Transcribe the entries below exactly.

_Recorded data_
++++++++
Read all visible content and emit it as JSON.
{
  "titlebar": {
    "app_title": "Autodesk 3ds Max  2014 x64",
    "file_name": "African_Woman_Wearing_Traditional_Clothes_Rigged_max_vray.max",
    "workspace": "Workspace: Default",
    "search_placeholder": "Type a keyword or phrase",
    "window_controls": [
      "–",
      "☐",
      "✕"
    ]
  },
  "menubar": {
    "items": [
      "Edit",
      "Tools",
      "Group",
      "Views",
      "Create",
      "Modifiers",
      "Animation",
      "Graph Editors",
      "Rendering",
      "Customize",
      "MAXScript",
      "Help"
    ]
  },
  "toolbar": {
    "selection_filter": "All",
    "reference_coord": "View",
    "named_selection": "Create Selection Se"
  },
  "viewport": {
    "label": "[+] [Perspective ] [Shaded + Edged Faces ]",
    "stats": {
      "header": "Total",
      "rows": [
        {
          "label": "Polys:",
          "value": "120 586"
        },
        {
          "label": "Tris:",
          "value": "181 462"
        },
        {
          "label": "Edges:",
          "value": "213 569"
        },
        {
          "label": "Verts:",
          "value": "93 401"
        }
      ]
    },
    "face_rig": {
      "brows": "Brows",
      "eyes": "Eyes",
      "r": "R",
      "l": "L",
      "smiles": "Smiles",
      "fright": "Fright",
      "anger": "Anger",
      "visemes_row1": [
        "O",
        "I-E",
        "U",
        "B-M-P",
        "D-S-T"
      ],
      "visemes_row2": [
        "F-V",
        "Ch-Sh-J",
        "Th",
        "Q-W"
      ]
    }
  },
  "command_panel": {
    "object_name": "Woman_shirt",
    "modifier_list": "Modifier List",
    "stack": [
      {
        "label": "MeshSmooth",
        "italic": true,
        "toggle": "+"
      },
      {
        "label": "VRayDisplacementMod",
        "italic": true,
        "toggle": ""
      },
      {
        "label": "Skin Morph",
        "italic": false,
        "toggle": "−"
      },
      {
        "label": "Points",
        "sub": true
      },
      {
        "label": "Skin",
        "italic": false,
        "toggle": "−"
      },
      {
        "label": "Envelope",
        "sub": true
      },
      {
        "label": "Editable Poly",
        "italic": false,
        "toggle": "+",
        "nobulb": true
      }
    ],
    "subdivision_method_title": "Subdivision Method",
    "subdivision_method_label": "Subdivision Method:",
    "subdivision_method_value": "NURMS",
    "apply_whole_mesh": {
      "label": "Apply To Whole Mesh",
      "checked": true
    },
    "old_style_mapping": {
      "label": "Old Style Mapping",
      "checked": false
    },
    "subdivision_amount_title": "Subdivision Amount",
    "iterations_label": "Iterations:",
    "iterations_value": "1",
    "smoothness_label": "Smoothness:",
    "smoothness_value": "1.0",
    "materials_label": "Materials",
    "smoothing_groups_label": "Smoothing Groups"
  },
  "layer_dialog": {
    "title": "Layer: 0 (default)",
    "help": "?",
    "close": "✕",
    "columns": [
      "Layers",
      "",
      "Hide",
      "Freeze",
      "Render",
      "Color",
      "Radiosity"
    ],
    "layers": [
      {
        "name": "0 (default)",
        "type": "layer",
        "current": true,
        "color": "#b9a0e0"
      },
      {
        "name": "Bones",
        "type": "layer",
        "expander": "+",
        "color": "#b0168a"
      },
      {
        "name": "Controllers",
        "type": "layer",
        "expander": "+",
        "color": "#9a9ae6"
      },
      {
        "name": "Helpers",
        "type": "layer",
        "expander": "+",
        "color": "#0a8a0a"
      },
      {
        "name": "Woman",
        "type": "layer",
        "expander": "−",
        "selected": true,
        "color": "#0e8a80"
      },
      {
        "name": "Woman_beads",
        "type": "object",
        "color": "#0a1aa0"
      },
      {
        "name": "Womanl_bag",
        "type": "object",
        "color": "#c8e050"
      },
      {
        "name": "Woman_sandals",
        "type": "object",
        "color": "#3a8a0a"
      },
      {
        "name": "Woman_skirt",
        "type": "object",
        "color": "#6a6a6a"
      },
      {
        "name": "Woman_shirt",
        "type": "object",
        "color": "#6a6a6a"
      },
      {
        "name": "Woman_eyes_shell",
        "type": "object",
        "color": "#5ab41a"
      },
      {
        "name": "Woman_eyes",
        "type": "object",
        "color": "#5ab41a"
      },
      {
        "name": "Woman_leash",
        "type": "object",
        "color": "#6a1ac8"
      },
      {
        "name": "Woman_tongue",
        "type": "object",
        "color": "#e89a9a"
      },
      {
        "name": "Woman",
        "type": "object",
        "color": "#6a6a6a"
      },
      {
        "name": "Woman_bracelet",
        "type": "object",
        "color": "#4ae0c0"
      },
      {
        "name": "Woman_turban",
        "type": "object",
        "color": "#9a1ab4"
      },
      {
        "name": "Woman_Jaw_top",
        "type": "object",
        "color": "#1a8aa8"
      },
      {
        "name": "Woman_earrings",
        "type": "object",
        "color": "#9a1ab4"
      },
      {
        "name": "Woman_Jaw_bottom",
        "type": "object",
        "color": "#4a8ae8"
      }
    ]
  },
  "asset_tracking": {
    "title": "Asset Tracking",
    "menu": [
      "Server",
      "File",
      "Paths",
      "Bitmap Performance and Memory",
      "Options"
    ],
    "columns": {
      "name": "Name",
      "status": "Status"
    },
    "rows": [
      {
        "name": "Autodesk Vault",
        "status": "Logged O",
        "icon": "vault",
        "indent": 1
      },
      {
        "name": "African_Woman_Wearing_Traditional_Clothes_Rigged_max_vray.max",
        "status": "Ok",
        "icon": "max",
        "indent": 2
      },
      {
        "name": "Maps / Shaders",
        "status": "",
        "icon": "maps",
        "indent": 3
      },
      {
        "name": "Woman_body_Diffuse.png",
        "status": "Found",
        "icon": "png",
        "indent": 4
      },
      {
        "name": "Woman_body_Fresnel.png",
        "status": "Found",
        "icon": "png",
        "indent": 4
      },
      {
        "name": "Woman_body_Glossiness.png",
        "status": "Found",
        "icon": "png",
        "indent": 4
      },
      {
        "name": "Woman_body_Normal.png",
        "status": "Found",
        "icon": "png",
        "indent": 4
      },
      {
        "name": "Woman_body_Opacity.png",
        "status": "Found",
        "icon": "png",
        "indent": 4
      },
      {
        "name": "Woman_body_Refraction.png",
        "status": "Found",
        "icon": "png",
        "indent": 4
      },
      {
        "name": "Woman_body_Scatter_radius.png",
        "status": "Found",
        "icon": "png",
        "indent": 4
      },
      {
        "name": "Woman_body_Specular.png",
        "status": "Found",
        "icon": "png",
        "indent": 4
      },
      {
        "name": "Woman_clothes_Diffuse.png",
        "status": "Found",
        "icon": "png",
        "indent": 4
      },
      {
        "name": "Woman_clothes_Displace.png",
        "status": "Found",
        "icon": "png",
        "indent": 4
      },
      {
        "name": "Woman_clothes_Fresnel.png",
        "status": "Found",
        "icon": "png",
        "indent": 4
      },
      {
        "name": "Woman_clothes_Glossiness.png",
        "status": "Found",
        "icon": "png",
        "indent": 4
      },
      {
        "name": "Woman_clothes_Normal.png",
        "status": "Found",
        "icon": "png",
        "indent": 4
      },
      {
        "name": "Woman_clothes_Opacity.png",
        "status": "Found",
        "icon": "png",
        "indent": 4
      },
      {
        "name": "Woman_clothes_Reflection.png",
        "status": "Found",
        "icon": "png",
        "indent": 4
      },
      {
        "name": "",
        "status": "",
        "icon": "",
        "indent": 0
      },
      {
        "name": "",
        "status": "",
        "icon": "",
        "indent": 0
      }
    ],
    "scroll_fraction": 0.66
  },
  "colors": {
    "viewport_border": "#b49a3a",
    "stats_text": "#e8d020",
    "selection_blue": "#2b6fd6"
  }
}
++++++++
_Final result_
Read all visible content and emit it as JSON.
{
  "titlebar": {
    "app_title": "Autodesk 3ds Max  2014 x64",
    "file_name": "African_Woman_Wearing_Traditional_Clothes_Rigged_max_vray.max",
    "workspace": "Workspace: Default",
    "search_placeholder": "Type a keyword or phrase",
    "window_controls": [
      "–",
      "☐",
      "✕"
    ]
  },
  "menubar": {
    "items": [
      "Edit",
      "Tools",
      "Group",
      "Views",
      "Create",
      "Modifiers",
      "Animation",
      "Graph Editors",
      "Rendering",
      "Customize",
      "MAXScript",
      "Help"
    ]
  },
  "toolbar": {
    "selection_filter": "All",
    "reference_coord": "View",
    "named_selection": "Create Selection Se"
  },
  "viewport": {
    "label": "[+] [Perspective ] [Shaded + Edged Faces ]",
    "stats": {
      "header": "Total",
      "rows": [
        {
          "label": "Polys:",
          "value": "120 586"
        },
        {
          "label": "Tris:",
          "value": "181 462"
        },
        {
          "label": "Edges:",
          "value": "213 569"
        },
        {
          "label": "Verts:",
          "value": "93 401"
        }
      ]
    },
    "face_rig": {
      "brows": "Brows",
      "eyes": "Eyes",
      "r": "R",
      "l": "L",
      "smiles": "Smiles",
      "fright": "Fright",
      "anger": "Anger",
      "visemes_row1": [
        "O",
        "I-E",
        "U",
        "B-M-P",
        "D-S-T"
      ],
      "visemes_row2": [
        "F-V",
        "Ch-Sh-J",
        "Th",
        "Q-W"
      ]
    }
  },
  "command_panel": {
    "object_name": "Woman_shirt",
    "modifier_list": "Modifier List",
    "stack": [
      {
        "label": "MeshSmooth",
        "italic": true,
        "toggle": "+"
      },
      {
        "label": "VRayDisplacementMod",
        "italic": true,
        "toggle": ""
      },
      {
        "label": "Skin Morph",
        "italic": false,
        "toggle": "−"
      },
      {
        "label": "Points",
        "sub": true
      },
      {
        "label": "Skin",
        "italic": false,
        "toggle": "−"
      },
      {
        "label": "Envelope",
        "sub": true
      },
      {
        "label": "Editable Poly",
        "italic": false,
        "toggle": "+",
        "nobulb": true
      }
    ],
    "subdivision_method_title": "Subdivision Method",
    "subdivision_method_label": "Subdivision Method:",
    "subdivision_method_value": "NURMS",
    "apply_whole_mesh": {
      "label": "Apply To Whole Mesh",
      "checked": true
    },
    "old_style_mapping": {
      "label": "Old Style Mapping",
      "checked": false
    },
    "subdivision_amount_title": "Subdivision Amount",
    "iterations_label": "Iterations:",
    "iterations_value": "1",
    "smoothness_label": "Smoothness:",
    "smoothness_value": "1.0",
    "materials_label": "Materials",
    "smoothing_groups_label": "Smoothing Groups"
  },
  "layer_dialog": {
    "title": "Layer: 0 (default)",
    "help": "?",
    "close": "✕",
    "columns": [
      "Layers",
      "",
      "Hide",
      "Freeze",
      "Render",
      "Color",
      "Radiosity"
    ],
    "layers": [
      {
        "name": "0 (default)",
        "type": "layer",
        "current": true,
        "color": "#b9a0e0"
      },
      {
        "name": "Bones",
        "type": "layer",
        "expander": "+",
        "color": "#b0168a"
      },
      {
        "name": "Controllers",
        "type": "layer",
        "expander": "+",
        "color": "#9a9ae6"
      },
      {
        "name": "Helpers",
        "type": "layer",
        "expander": "+",
        "color": "#0a8a0a"
      },
      {
        "name": "Woman",
        "type": "layer",
        "expander": "−",
        "selected": true,
        "color": "#0e8a80"
      },
      {
        "name": "Woman_beads",
        "type": "object",
        "color": "#0a1aa0"
      },
      {
        "name": "Womanl_bag",
        "type": "object",
        "color": "#c8e050"
      },
      {
        "name": "Woman_sandals",
        "type": "object",
        "color": "#3a8a0a"
      },
      {
        "name": "Woman_skirt",
        "type": "object",
        "color": "#6a6a6a"
      },
      {
        "name": "Woman_shirt",
        "type": "object",
        "color": "#6a6a6a"
      },
      {
        "name": "Woman_eyes_shell",
        "type": "object",
        "color": "#5ab41a"
      },
      {
        "name": "Woman_eyes",
        "type": "object",
        "color": "#5ab41a"
      },
      {
        "name": "Woman_leash",
        "type": "object",
        "color": "#6a1ac8"
      },
      {
        "name": "Woman_tongue",
        "type": "object",
        "color": "#e89a9a"
      },
      {
        "name": "Woman",
        "type": "object",
        "color": "#6a6a6a"
      },
      {
        "name": "Woman_bracelet",
        "type": "object",
        "color": "#4ae0c0"
      },
      {
        "name": "Woman_turban",
        "type": "object",
        "color": "#9a1ab4"
      },
      {
        "name": "Woman_Jaw_top",
        "type": "object",
        "color": "#1a8aa8"
      },
      {
        "name": "Woman_earrings",
        "type": "object",
        "color": "#9a1ab4"
      },
      {
        "name": "Woman_Jaw_bottom",
        "type": "object",
        "color": "#4a8ae8"
      }
    ]
  },
  "asset_tracking": {
    "title": "Asset Tracking",
    "menu": [
      "Server",
      "File",
      "Paths",
      "Bitmap Performance and Memory",
      "Options"
    ],
    "columns": {
      "name": "Name",
      "status": "Status"
    },
    "rows": [
      {
        "name": "Autodesk Vault",
        "status": "Logged O",
        "icon": "vault",
        "indent": 1
      },
      {
        "name": "African_Woman_Wearing_Traditional_Clothes_Rigged_max_vray.max",
        "status": "Ok",
        "icon": "max",
        "indent": 2
      },
      {
        "name": "Maps / Shaders",
        "status": "",
        "icon": "maps",
        "indent": 3
      },
      {
        "name": "Woman_body_Diffuse.png",
        "status": "Found",
        "icon": "png",
        "indent": 4
      },
      {
        "name": "Woman_body_Fresnel.png",
        "status": "Found",
        "icon": "png",
        "indent": 4
      },
      {
        "name": "Woman_body_Glossiness.png",
        "status": "Found",
        "icon": "png",
        "indent": 4
      },
      {
        "name": "Woman_body_Normal.png",
        "status": "Found",
        "icon": "png",
        "indent": 4
      },
      {
        "name": "Woman_body_Opacity.png",
        "status": "Found",
        "icon": "png",
        "indent": 4
      },
      {
        "name": "Woman_body_Refraction.png",
        "status": "Found",
        "icon": "png",
        "indent": 4
      },
      {
        "name": "Woman_body_Scatter_radius.png",
        "status": "Found",
        "icon": "png",
        "indent": 4
      },
      {
        "name": "Woman_body_Specular.png",
        "status": "Found",
        "icon": "png",
        "indent": 4
      },
      {
        "name": "Woman_clothes_Diffuse.png",
        "status": "Found",
        "icon": "png",
        "indent": 4
      },
      {
        "name": "Woman_clothes_Displace.png",
        "status": "Found",
        "icon": "png",
        "indent": 4
      },
      {
        "name": "Woman_clothes_Fresnel.png",
        "status": "Found",
        "icon": "png",
        "indent": 4
      },
      {
        "name": "Woman_clothes_Glossiness.png",
        "status": "Found",
        "icon": "png",
        "indent": 4
      },
      {
        "name": "Woman_clothes_Normal.png",
        "status": "Found",
        "icon": "png",
        "indent": 4
      },
      {
        "name": "Woman_clothes_Opacity.png",
        "status": "Found",
        "icon": "png",
        "indent": 4
      },
      {
        "name": "Woman_clothes_Reflection.png",
        "status": "Found",
        "icon": "png",
        "indent": 4
      },
      {
        "name": "",
        "status": "",
        "icon": "",
        "indent": 0
      },
      {
        "name": "",
        "status": "",
        "icon": "",
        "indent": 0
      }
    ],
    "scroll_fraction": 0.66
  },
  "colors": {
    "viewport_border": "#b49a3a",
    "stats_text": "#e8d020",
    "selection_blue": "#2b6fd6"
  }
}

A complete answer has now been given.